* [Task objective]
Transcribe the records below in full; pictures stay out of the copy.

(Extracted data entries)
━━━━━━

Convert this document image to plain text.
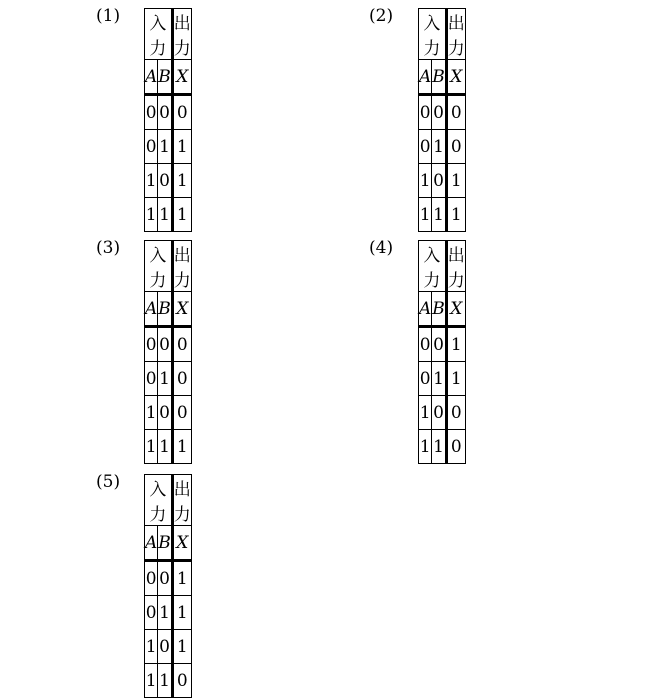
(1) 入 力		出力
A	B	X
0	0	0
0	1	1
1	0	1
1	1	1
(2) 入 力		出力
A	B	X
0	0	0
0	1	0
1	0	1
1	1	1
(3) 入 力		出力
A	B	X
0	0	0
0	1	0
1	0	0
1	1	1
(4) 入 力		出力
A	B	X
0	0	1
0	1	1
1	0	0
1	1	0
(5) 入 力		出力
A	B	X
0	0	1
0	1	1
1	0	1
1	1	0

━━━━━━

* [Complete answer]
Convert this document image to plain text.
(1) 入 力		出力
A	B	X
0	0	0
0	1	1
1	0	1
1	1	1
(2) 入 力		出力
A	B	X
0	0	0
0	1	0
1	0	1
1	1	1
(3) 入 力		出力
A	B	X
0	0	0
0	1	0
1	0	0
1	1	1
(4) 入 力		出力
A	B	X
0	0	1
0	1	1
1	0	0
1	1	0
(5) 入 力		出力
A	B	X
0	0	1
0	1	1
1	0	1
1	1	0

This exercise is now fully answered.